Search the material for the string "content" and copy each line where it occurs.

> [Records for this exercise]:
══════════════════════════════
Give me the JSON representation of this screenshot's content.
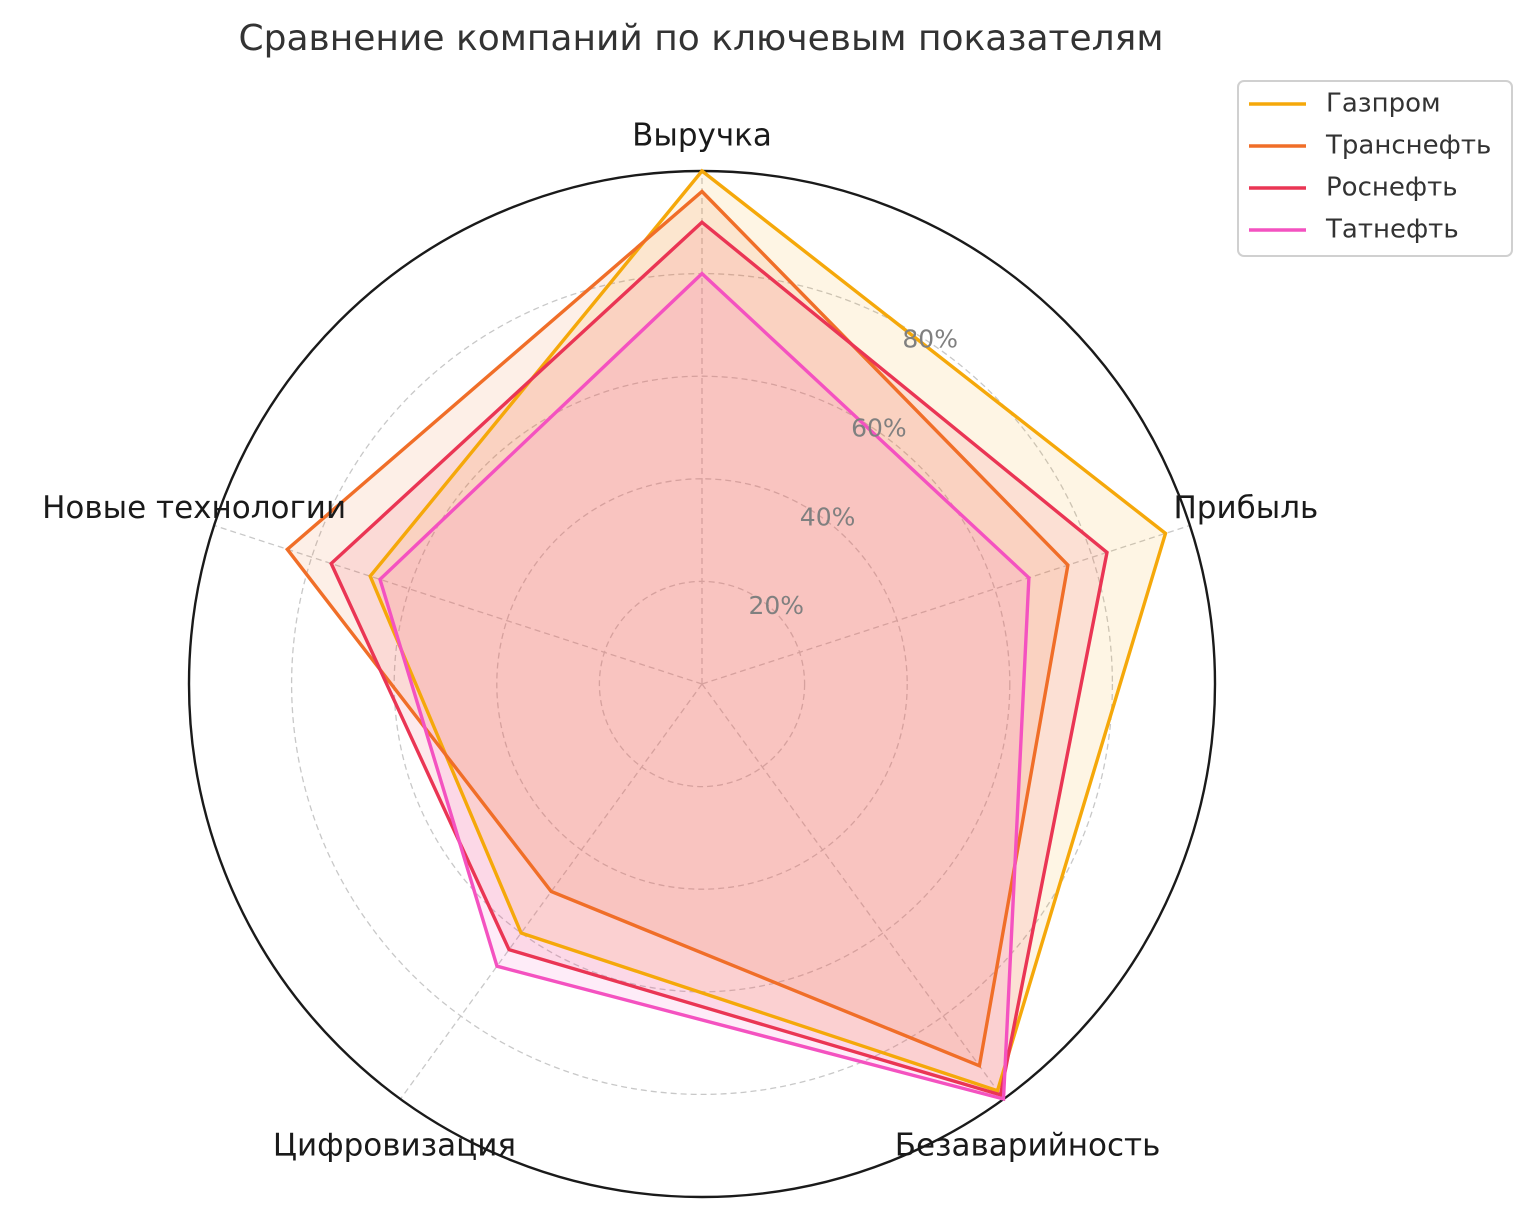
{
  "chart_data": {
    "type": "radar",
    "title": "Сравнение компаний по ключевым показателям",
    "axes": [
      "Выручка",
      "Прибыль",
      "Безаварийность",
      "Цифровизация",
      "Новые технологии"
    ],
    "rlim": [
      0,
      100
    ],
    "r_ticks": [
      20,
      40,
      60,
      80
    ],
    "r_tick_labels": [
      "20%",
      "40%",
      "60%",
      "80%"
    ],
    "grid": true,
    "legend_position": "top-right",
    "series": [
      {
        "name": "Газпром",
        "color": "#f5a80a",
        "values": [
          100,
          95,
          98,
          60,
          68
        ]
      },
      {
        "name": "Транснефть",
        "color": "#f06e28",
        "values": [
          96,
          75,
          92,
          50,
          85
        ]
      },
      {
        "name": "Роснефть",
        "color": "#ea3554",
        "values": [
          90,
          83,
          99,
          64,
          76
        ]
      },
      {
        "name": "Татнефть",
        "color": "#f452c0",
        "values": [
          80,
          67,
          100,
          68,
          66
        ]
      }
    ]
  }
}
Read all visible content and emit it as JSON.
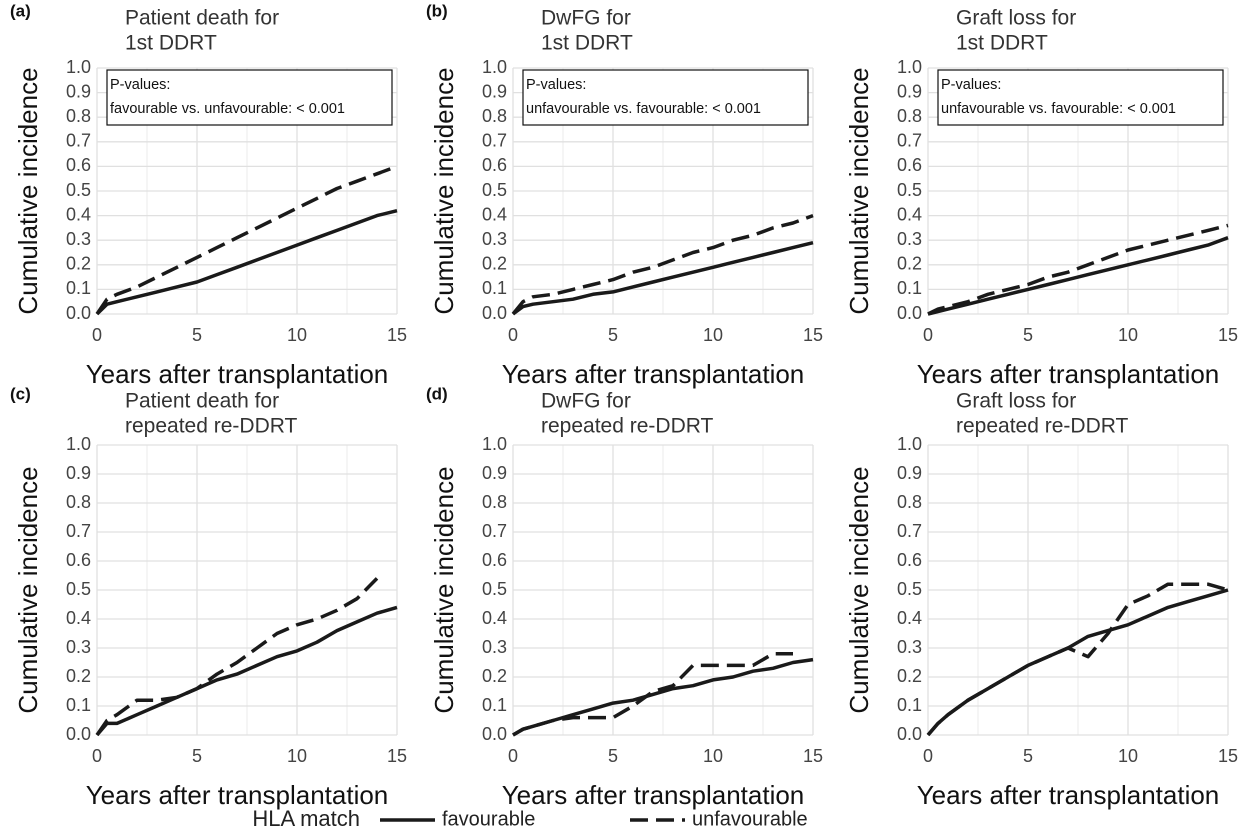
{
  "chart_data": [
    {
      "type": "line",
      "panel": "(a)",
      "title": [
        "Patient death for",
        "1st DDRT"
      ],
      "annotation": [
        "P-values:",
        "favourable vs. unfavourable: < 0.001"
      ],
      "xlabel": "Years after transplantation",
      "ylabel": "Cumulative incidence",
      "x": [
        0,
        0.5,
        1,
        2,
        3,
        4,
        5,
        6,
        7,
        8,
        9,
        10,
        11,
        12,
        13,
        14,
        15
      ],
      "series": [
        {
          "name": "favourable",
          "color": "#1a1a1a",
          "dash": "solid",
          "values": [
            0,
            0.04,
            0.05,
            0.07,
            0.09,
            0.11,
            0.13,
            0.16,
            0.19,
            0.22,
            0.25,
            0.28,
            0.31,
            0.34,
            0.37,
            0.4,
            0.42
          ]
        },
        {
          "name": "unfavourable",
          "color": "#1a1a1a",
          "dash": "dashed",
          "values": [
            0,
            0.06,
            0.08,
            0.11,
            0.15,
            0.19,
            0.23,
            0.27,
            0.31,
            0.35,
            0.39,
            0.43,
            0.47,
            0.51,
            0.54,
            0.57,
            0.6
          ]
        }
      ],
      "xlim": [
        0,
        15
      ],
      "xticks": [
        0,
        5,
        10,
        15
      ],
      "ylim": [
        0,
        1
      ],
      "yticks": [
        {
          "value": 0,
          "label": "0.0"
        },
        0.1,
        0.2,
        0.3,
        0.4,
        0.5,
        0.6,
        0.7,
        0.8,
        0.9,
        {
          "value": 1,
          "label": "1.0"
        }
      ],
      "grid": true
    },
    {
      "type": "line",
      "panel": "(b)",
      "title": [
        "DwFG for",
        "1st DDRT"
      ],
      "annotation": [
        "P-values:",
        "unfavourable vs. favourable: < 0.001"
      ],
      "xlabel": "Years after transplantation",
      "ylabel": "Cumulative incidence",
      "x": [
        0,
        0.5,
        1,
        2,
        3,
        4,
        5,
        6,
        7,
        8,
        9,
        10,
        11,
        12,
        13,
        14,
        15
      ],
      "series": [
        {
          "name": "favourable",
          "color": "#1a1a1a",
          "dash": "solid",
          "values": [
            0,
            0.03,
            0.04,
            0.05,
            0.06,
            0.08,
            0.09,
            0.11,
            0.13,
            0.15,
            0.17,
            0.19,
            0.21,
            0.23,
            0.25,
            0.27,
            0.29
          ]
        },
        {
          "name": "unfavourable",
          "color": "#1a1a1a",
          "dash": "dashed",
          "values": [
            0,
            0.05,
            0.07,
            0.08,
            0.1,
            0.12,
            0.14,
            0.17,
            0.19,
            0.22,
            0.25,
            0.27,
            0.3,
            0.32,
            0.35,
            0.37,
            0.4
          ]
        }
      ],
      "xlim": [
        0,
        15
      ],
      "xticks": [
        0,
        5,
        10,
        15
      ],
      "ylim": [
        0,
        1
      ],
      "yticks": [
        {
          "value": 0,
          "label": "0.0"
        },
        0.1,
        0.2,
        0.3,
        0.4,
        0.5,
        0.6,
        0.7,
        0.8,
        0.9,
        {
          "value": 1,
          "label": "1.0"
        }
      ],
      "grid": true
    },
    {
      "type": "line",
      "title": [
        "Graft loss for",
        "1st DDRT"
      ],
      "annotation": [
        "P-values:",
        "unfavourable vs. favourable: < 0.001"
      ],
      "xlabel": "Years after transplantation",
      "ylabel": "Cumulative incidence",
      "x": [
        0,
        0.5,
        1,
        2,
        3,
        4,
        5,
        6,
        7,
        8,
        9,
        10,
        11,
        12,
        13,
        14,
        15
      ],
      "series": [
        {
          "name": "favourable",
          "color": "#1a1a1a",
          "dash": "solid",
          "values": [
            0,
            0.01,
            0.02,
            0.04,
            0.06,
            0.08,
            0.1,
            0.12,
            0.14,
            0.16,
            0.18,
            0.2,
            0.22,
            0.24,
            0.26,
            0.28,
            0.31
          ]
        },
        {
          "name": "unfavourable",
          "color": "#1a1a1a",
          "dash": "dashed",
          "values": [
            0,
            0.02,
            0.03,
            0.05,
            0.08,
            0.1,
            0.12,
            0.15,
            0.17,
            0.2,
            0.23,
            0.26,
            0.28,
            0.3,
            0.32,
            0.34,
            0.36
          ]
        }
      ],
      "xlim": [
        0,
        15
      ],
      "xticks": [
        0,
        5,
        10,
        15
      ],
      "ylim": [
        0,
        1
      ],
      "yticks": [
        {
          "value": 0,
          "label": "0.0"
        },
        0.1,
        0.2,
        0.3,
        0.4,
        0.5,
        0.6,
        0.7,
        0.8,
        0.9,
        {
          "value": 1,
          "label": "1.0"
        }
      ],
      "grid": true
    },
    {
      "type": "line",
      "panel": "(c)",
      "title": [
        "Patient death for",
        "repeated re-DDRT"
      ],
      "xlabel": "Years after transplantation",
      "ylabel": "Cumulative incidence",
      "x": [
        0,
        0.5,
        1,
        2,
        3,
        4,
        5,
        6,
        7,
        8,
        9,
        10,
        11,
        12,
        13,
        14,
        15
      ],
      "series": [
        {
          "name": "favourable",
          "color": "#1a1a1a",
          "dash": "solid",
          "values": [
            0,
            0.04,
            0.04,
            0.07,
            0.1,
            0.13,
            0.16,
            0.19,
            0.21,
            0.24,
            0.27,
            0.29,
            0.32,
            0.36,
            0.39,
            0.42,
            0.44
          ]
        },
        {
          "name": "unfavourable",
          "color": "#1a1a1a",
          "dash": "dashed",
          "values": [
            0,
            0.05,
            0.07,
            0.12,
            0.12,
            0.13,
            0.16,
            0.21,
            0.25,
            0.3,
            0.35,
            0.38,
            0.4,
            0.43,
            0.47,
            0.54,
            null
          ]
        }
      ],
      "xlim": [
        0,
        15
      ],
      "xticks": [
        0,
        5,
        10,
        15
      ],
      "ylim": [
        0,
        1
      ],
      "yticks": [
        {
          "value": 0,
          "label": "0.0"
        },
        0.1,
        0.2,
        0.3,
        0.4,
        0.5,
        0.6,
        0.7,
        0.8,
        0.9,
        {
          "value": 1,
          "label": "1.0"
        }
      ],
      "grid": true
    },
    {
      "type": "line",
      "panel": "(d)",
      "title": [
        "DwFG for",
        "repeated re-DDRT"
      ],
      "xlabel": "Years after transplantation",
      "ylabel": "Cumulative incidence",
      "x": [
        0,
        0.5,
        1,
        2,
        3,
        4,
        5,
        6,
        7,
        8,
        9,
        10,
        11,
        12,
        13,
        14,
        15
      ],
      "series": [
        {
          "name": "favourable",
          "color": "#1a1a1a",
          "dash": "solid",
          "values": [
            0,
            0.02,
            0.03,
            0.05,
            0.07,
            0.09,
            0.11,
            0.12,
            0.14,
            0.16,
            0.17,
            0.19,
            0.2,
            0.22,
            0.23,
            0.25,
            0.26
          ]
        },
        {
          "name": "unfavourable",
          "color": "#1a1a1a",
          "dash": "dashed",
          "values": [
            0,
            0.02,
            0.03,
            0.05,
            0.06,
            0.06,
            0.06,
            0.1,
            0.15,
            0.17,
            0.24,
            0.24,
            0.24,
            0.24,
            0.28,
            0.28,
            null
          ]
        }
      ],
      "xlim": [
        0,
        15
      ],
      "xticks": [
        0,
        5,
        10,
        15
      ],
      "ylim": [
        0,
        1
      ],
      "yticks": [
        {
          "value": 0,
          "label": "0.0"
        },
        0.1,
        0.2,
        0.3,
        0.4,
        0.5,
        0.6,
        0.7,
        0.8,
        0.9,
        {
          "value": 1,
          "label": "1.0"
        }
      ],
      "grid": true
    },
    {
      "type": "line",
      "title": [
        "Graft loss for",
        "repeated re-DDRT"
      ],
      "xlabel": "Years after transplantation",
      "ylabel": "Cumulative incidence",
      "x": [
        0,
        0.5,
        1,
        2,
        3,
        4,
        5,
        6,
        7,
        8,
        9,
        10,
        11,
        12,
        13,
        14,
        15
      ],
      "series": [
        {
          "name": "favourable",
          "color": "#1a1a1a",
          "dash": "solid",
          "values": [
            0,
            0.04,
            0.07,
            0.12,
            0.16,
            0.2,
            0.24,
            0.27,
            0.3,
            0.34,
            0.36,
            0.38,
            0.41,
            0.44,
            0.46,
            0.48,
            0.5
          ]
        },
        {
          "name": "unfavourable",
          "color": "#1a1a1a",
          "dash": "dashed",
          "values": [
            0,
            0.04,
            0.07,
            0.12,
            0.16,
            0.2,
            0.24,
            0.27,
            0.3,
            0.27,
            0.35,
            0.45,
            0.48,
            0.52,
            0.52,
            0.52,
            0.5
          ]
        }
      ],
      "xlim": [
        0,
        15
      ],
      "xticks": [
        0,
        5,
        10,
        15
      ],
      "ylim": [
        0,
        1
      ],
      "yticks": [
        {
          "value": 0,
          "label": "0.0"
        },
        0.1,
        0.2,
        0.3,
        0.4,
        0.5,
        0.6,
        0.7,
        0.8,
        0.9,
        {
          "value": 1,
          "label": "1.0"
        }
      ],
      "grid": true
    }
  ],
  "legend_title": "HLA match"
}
══════════════════════════════
> [Answer]:
Give me the JSON representation of this screenshot's content.
Read all visible content and emit it as JSON.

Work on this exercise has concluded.